Exercise goal: Write out the full set of records exactly. Any pictures in them do not belong in the copy.
-- Start of Provided records --
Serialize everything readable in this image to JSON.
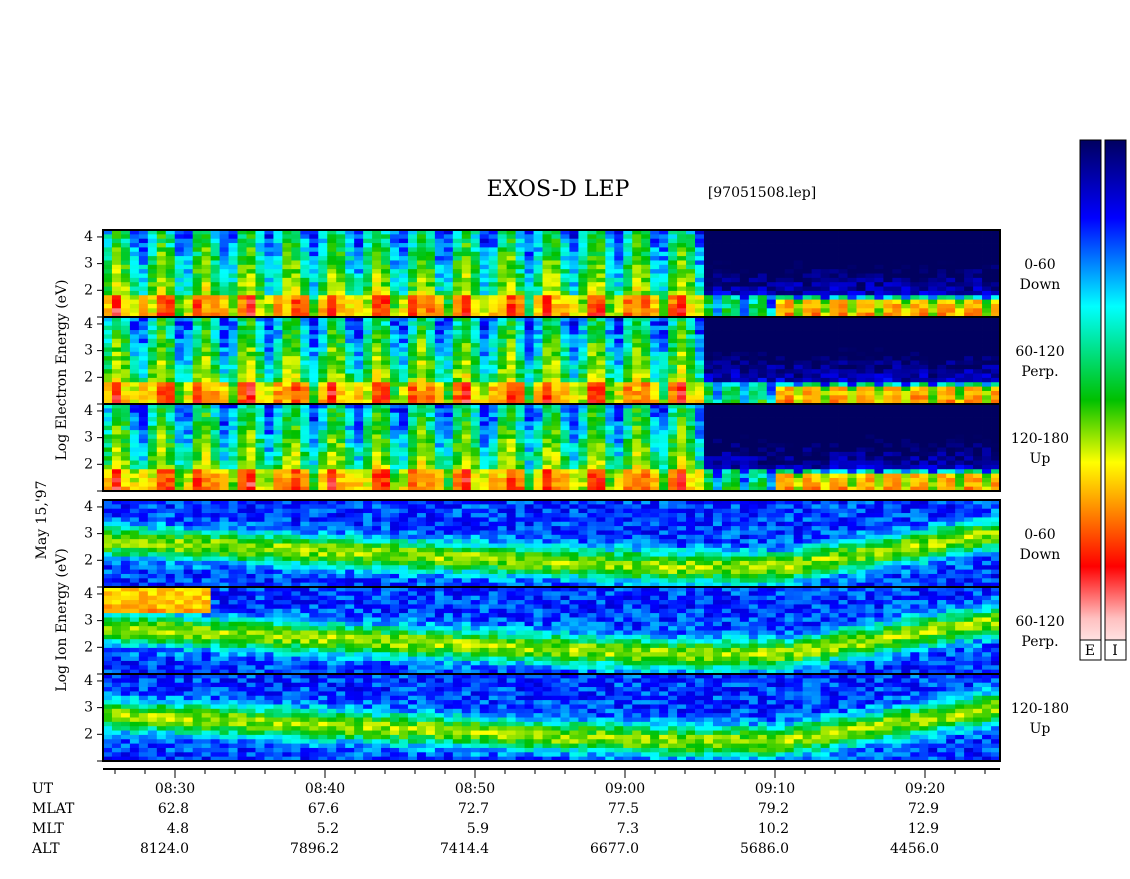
{
  "title": "EXOS-D LEP",
  "file": "[97051508.lep]",
  "date": "May 15,'97",
  "chart_data": [
    {
      "type": "spectrogram",
      "species_label": "Log Electron Energy (eV)",
      "ylim": [
        1,
        4.26
      ],
      "yticks": [
        2,
        3,
        4
      ],
      "panels": [
        {
          "angle": "0-60",
          "direction": "Down"
        },
        {
          "angle": "60-120",
          "direction": "Perp."
        },
        {
          "angle": "120-180",
          "direction": "Up"
        }
      ]
    },
    {
      "type": "spectrogram",
      "species_label": "Log Ion Energy (eV)",
      "ylim": [
        1,
        4.26
      ],
      "yticks": [
        2,
        3,
        4
      ],
      "panels": [
        {
          "angle": "0-60",
          "direction": "Down"
        },
        {
          "angle": "60-120",
          "direction": "Perp."
        },
        {
          "angle": "120-180",
          "direction": "Up"
        }
      ]
    }
  ],
  "time_axis": {
    "rows": [
      {
        "label": "UT",
        "values": [
          "08:30",
          "08:40",
          "08:50",
          "09:00",
          "09:10",
          "09:20"
        ]
      },
      {
        "label": "MLAT",
        "values": [
          62.8,
          67.6,
          72.7,
          77.5,
          79.2,
          72.9
        ]
      },
      {
        "label": "MLT",
        "values": [
          4.8,
          5.2,
          5.9,
          7.3,
          10.2,
          12.9
        ]
      },
      {
        "label": "ALT",
        "values": [
          {
            "value": 8124,
            "label": "8124.0"
          },
          7896.2,
          7414.4,
          {
            "value": 6677,
            "label": "6677.0"
          },
          {
            "value": 5686,
            "label": "5686.0"
          },
          {
            "value": 4456,
            "label": "4456.0"
          }
        ]
      }
    ]
  },
  "colorbar_labels": [
    "E",
    "I"
  ]
}
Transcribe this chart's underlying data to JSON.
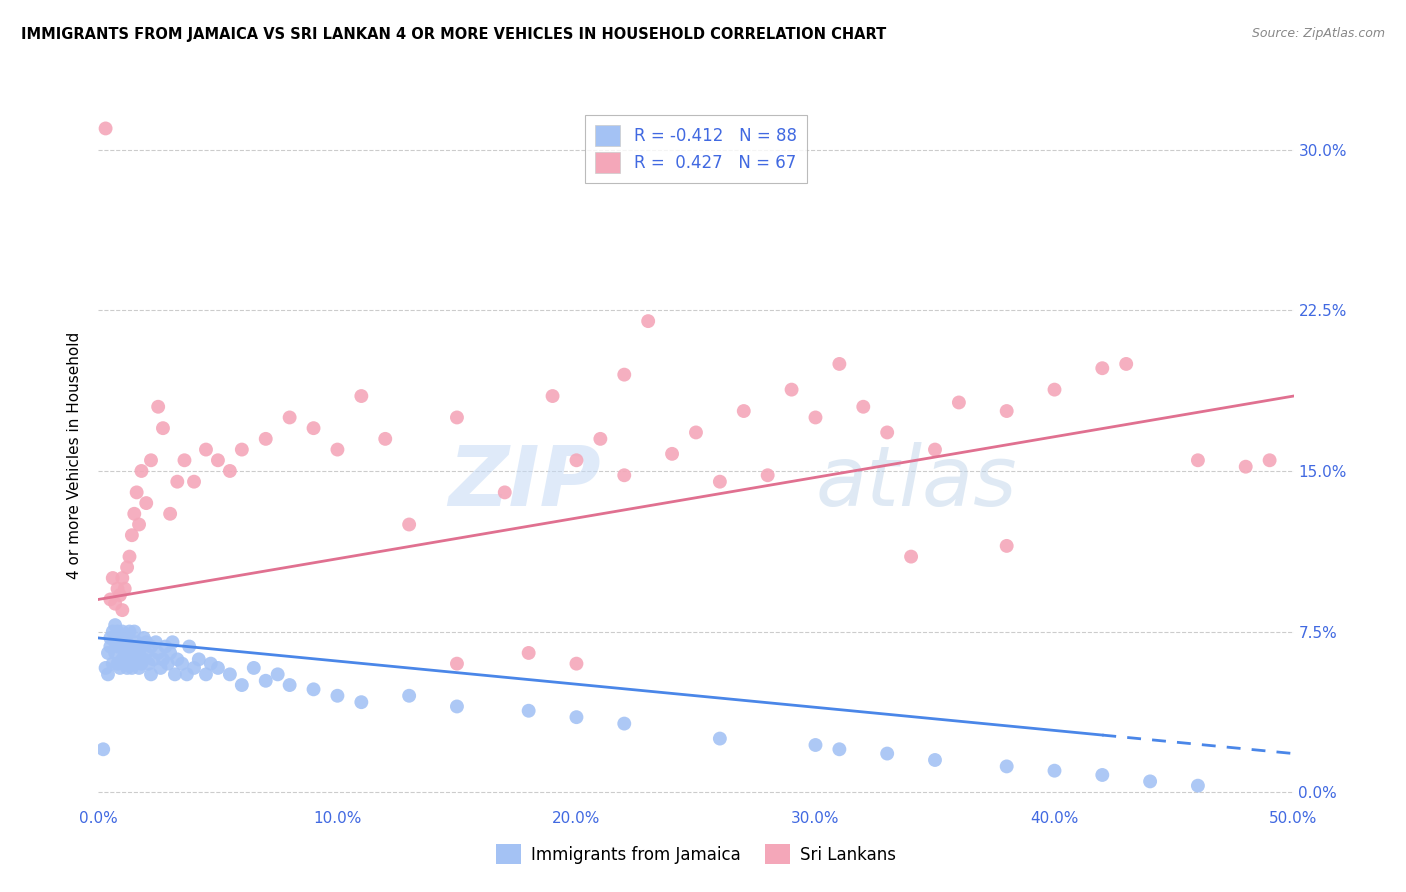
{
  "title": "IMMIGRANTS FROM JAMAICA VS SRI LANKAN 4 OR MORE VEHICLES IN HOUSEHOLD CORRELATION CHART",
  "source": "Source: ZipAtlas.com",
  "xlabel_ticks": [
    "0.0%",
    "10.0%",
    "20.0%",
    "30.0%",
    "40.0%",
    "50.0%"
  ],
  "xlabel_vals": [
    0.0,
    0.1,
    0.2,
    0.3,
    0.4,
    0.5
  ],
  "ylabel": "4 or more Vehicles in Household",
  "ylabel_ticks": [
    "0.0%",
    "7.5%",
    "15.0%",
    "22.5%",
    "30.0%"
  ],
  "ylabel_vals": [
    0.0,
    0.075,
    0.15,
    0.225,
    0.3
  ],
  "xlim": [
    0.0,
    0.5
  ],
  "ylim": [
    -0.005,
    0.32
  ],
  "legend_label1": "Immigrants from Jamaica",
  "legend_label2": "Sri Lankans",
  "R1": "-0.412",
  "N1": "88",
  "R2": "0.427",
  "N2": "67",
  "blue_color": "#a4c2f4",
  "pink_color": "#f4a7b9",
  "blue_line_color": "#4a86e8",
  "pink_line_color": "#e07090",
  "blue_line_solid_end": 0.42,
  "blue_line_dash_end": 0.5,
  "blue_line_y0": 0.072,
  "blue_line_y1": 0.018,
  "pink_line_y0": 0.09,
  "pink_line_y1": 0.185,
  "blue_x": [
    0.002,
    0.003,
    0.004,
    0.004,
    0.005,
    0.005,
    0.006,
    0.006,
    0.007,
    0.007,
    0.007,
    0.008,
    0.008,
    0.008,
    0.009,
    0.009,
    0.01,
    0.01,
    0.01,
    0.011,
    0.011,
    0.011,
    0.012,
    0.012,
    0.013,
    0.013,
    0.013,
    0.014,
    0.014,
    0.015,
    0.015,
    0.015,
    0.016,
    0.016,
    0.017,
    0.017,
    0.018,
    0.018,
    0.019,
    0.019,
    0.02,
    0.02,
    0.021,
    0.022,
    0.022,
    0.023,
    0.024,
    0.025,
    0.026,
    0.027,
    0.028,
    0.029,
    0.03,
    0.031,
    0.032,
    0.033,
    0.035,
    0.037,
    0.038,
    0.04,
    0.042,
    0.045,
    0.047,
    0.05,
    0.055,
    0.06,
    0.065,
    0.07,
    0.075,
    0.08,
    0.09,
    0.1,
    0.11,
    0.13,
    0.15,
    0.18,
    0.2,
    0.22,
    0.26,
    0.3,
    0.31,
    0.33,
    0.35,
    0.38,
    0.4,
    0.42,
    0.44,
    0.46
  ],
  "blue_y": [
    0.02,
    0.058,
    0.055,
    0.065,
    0.068,
    0.072,
    0.06,
    0.075,
    0.07,
    0.065,
    0.078,
    0.06,
    0.068,
    0.075,
    0.058,
    0.07,
    0.062,
    0.068,
    0.075,
    0.06,
    0.065,
    0.072,
    0.058,
    0.07,
    0.062,
    0.068,
    0.075,
    0.058,
    0.065,
    0.06,
    0.068,
    0.075,
    0.062,
    0.07,
    0.058,
    0.065,
    0.06,
    0.068,
    0.062,
    0.072,
    0.065,
    0.07,
    0.06,
    0.068,
    0.055,
    0.062,
    0.07,
    0.065,
    0.058,
    0.062,
    0.068,
    0.06,
    0.065,
    0.07,
    0.055,
    0.062,
    0.06,
    0.055,
    0.068,
    0.058,
    0.062,
    0.055,
    0.06,
    0.058,
    0.055,
    0.05,
    0.058,
    0.052,
    0.055,
    0.05,
    0.048,
    0.045,
    0.042,
    0.045,
    0.04,
    0.038,
    0.035,
    0.032,
    0.025,
    0.022,
    0.02,
    0.018,
    0.015,
    0.012,
    0.01,
    0.008,
    0.005,
    0.003
  ],
  "pink_x": [
    0.003,
    0.005,
    0.006,
    0.007,
    0.008,
    0.009,
    0.01,
    0.01,
    0.011,
    0.012,
    0.013,
    0.014,
    0.015,
    0.016,
    0.017,
    0.018,
    0.02,
    0.022,
    0.025,
    0.027,
    0.03,
    0.033,
    0.036,
    0.04,
    0.045,
    0.05,
    0.055,
    0.06,
    0.07,
    0.08,
    0.09,
    0.1,
    0.11,
    0.12,
    0.13,
    0.15,
    0.17,
    0.19,
    0.2,
    0.21,
    0.22,
    0.23,
    0.25,
    0.27,
    0.29,
    0.31,
    0.33,
    0.35,
    0.38,
    0.4,
    0.42,
    0.43,
    0.46,
    0.48,
    0.49,
    0.15,
    0.18,
    0.2,
    0.22,
    0.24,
    0.26,
    0.28,
    0.3,
    0.32,
    0.34,
    0.36,
    0.38
  ],
  "pink_y": [
    0.31,
    0.09,
    0.1,
    0.088,
    0.095,
    0.092,
    0.085,
    0.1,
    0.095,
    0.105,
    0.11,
    0.12,
    0.13,
    0.14,
    0.125,
    0.15,
    0.135,
    0.155,
    0.18,
    0.17,
    0.13,
    0.145,
    0.155,
    0.145,
    0.16,
    0.155,
    0.15,
    0.16,
    0.165,
    0.175,
    0.17,
    0.16,
    0.185,
    0.165,
    0.125,
    0.175,
    0.14,
    0.185,
    0.155,
    0.165,
    0.195,
    0.22,
    0.168,
    0.178,
    0.188,
    0.2,
    0.168,
    0.16,
    0.178,
    0.188,
    0.198,
    0.2,
    0.155,
    0.152,
    0.155,
    0.06,
    0.065,
    0.06,
    0.148,
    0.158,
    0.145,
    0.148,
    0.175,
    0.18,
    0.11,
    0.182,
    0.115
  ]
}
-- End of Provided records --
Reply:
Serialize everything readable in this image to JSON.
{
  "title": "EXOS-D LEP",
  "file": "[97051508.lep]",
  "date": "May 15,'97",
  "chart_data": [
    {
      "type": "spectrogram",
      "species_label": "Log Electron Energy (eV)",
      "ylim": [
        1,
        4.26
      ],
      "yticks": [
        2,
        3,
        4
      ],
      "panels": [
        {
          "angle": "0-60",
          "direction": "Down"
        },
        {
          "angle": "60-120",
          "direction": "Perp."
        },
        {
          "angle": "120-180",
          "direction": "Up"
        }
      ]
    },
    {
      "type": "spectrogram",
      "species_label": "Log Ion Energy (eV)",
      "ylim": [
        1,
        4.26
      ],
      "yticks": [
        2,
        3,
        4
      ],
      "panels": [
        {
          "angle": "0-60",
          "direction": "Down"
        },
        {
          "angle": "60-120",
          "direction": "Perp."
        },
        {
          "angle": "120-180",
          "direction": "Up"
        }
      ]
    }
  ],
  "time_axis": {
    "rows": [
      {
        "label": "UT",
        "values": [
          "08:30",
          "08:40",
          "08:50",
          "09:00",
          "09:10",
          "09:20"
        ]
      },
      {
        "label": "MLAT",
        "values": [
          62.8,
          67.6,
          72.7,
          77.5,
          79.2,
          72.9
        ]
      },
      {
        "label": "MLT",
        "values": [
          4.8,
          5.2,
          5.9,
          7.3,
          10.2,
          12.9
        ]
      },
      {
        "label": "ALT",
        "values": [
          {
            "value": 8124,
            "label": "8124.0"
          },
          7896.2,
          7414.4,
          {
            "value": 6677,
            "label": "6677.0"
          },
          {
            "value": 5686,
            "label": "5686.0"
          },
          {
            "value": 4456,
            "label": "4456.0"
          }
        ]
      }
    ]
  },
  "colorbar_labels": [
    "E",
    "I"
  ]
}
Transcribe this chart's underlying data to JSON.
{
  "title": "IMMIGRANTS FROM JAMAICA VS SRI LANKAN 4 OR MORE VEHICLES IN HOUSEHOLD CORRELATION CHART",
  "source": "Source: ZipAtlas.com",
  "xlabel_ticks": [
    "0.0%",
    "10.0%",
    "20.0%",
    "30.0%",
    "40.0%",
    "50.0%"
  ],
  "xlabel_vals": [
    0.0,
    0.1,
    0.2,
    0.3,
    0.4,
    0.5
  ],
  "ylabel": "4 or more Vehicles in Household",
  "ylabel_ticks": [
    "0.0%",
    "7.5%",
    "15.0%",
    "22.5%",
    "30.0%"
  ],
  "ylabel_vals": [
    0.0,
    0.075,
    0.15,
    0.225,
    0.3
  ],
  "xlim": [
    0.0,
    0.5
  ],
  "ylim": [
    -0.005,
    0.32
  ],
  "legend_label1": "Immigrants from Jamaica",
  "legend_label2": "Sri Lankans",
  "R1": "-0.412",
  "N1": "88",
  "R2": "0.427",
  "N2": "67",
  "blue_color": "#a4c2f4",
  "pink_color": "#f4a7b9",
  "blue_line_color": "#4a86e8",
  "pink_line_color": "#e07090",
  "blue_line_solid_end": 0.42,
  "blue_line_dash_end": 0.5,
  "blue_line_y0": 0.072,
  "blue_line_y1": 0.018,
  "pink_line_y0": 0.09,
  "pink_line_y1": 0.185,
  "blue_x": [
    0.002,
    0.003,
    0.004,
    0.004,
    0.005,
    0.005,
    0.006,
    0.006,
    0.007,
    0.007,
    0.007,
    0.008,
    0.008,
    0.008,
    0.009,
    0.009,
    0.01,
    0.01,
    0.01,
    0.011,
    0.011,
    0.011,
    0.012,
    0.012,
    0.013,
    0.013,
    0.013,
    0.014,
    0.014,
    0.015,
    0.015,
    0.015,
    0.016,
    0.016,
    0.017,
    0.017,
    0.018,
    0.018,
    0.019,
    0.019,
    0.02,
    0.02,
    0.021,
    0.022,
    0.022,
    0.023,
    0.024,
    0.025,
    0.026,
    0.027,
    0.028,
    0.029,
    0.03,
    0.031,
    0.032,
    0.033,
    0.035,
    0.037,
    0.038,
    0.04,
    0.042,
    0.045,
    0.047,
    0.05,
    0.055,
    0.06,
    0.065,
    0.07,
    0.075,
    0.08,
    0.09,
    0.1,
    0.11,
    0.13,
    0.15,
    0.18,
    0.2,
    0.22,
    0.26,
    0.3,
    0.31,
    0.33,
    0.35,
    0.38,
    0.4,
    0.42,
    0.44,
    0.46
  ],
  "blue_y": [
    0.02,
    0.058,
    0.055,
    0.065,
    0.068,
    0.072,
    0.06,
    0.075,
    0.07,
    0.065,
    0.078,
    0.06,
    0.068,
    0.075,
    0.058,
    0.07,
    0.062,
    0.068,
    0.075,
    0.06,
    0.065,
    0.072,
    0.058,
    0.07,
    0.062,
    0.068,
    0.075,
    0.058,
    0.065,
    0.06,
    0.068,
    0.075,
    0.062,
    0.07,
    0.058,
    0.065,
    0.06,
    0.068,
    0.062,
    0.072,
    0.065,
    0.07,
    0.06,
    0.068,
    0.055,
    0.062,
    0.07,
    0.065,
    0.058,
    0.062,
    0.068,
    0.06,
    0.065,
    0.07,
    0.055,
    0.062,
    0.06,
    0.055,
    0.068,
    0.058,
    0.062,
    0.055,
    0.06,
    0.058,
    0.055,
    0.05,
    0.058,
    0.052,
    0.055,
    0.05,
    0.048,
    0.045,
    0.042,
    0.045,
    0.04,
    0.038,
    0.035,
    0.032,
    0.025,
    0.022,
    0.02,
    0.018,
    0.015,
    0.012,
    0.01,
    0.008,
    0.005,
    0.003
  ],
  "pink_x": [
    0.003,
    0.005,
    0.006,
    0.007,
    0.008,
    0.009,
    0.01,
    0.01,
    0.011,
    0.012,
    0.013,
    0.014,
    0.015,
    0.016,
    0.017,
    0.018,
    0.02,
    0.022,
    0.025,
    0.027,
    0.03,
    0.033,
    0.036,
    0.04,
    0.045,
    0.05,
    0.055,
    0.06,
    0.07,
    0.08,
    0.09,
    0.1,
    0.11,
    0.12,
    0.13,
    0.15,
    0.17,
    0.19,
    0.2,
    0.21,
    0.22,
    0.23,
    0.25,
    0.27,
    0.29,
    0.31,
    0.33,
    0.35,
    0.38,
    0.4,
    0.42,
    0.43,
    0.46,
    0.48,
    0.49,
    0.15,
    0.18,
    0.2,
    0.22,
    0.24,
    0.26,
    0.28,
    0.3,
    0.32,
    0.34,
    0.36,
    0.38
  ],
  "pink_y": [
    0.31,
    0.09,
    0.1,
    0.088,
    0.095,
    0.092,
    0.085,
    0.1,
    0.095,
    0.105,
    0.11,
    0.12,
    0.13,
    0.14,
    0.125,
    0.15,
    0.135,
    0.155,
    0.18,
    0.17,
    0.13,
    0.145,
    0.155,
    0.145,
    0.16,
    0.155,
    0.15,
    0.16,
    0.165,
    0.175,
    0.17,
    0.16,
    0.185,
    0.165,
    0.125,
    0.175,
    0.14,
    0.185,
    0.155,
    0.165,
    0.195,
    0.22,
    0.168,
    0.178,
    0.188,
    0.2,
    0.168,
    0.16,
    0.178,
    0.188,
    0.198,
    0.2,
    0.155,
    0.152,
    0.155,
    0.06,
    0.065,
    0.06,
    0.148,
    0.158,
    0.145,
    0.148,
    0.175,
    0.18,
    0.11,
    0.182,
    0.115
  ]
}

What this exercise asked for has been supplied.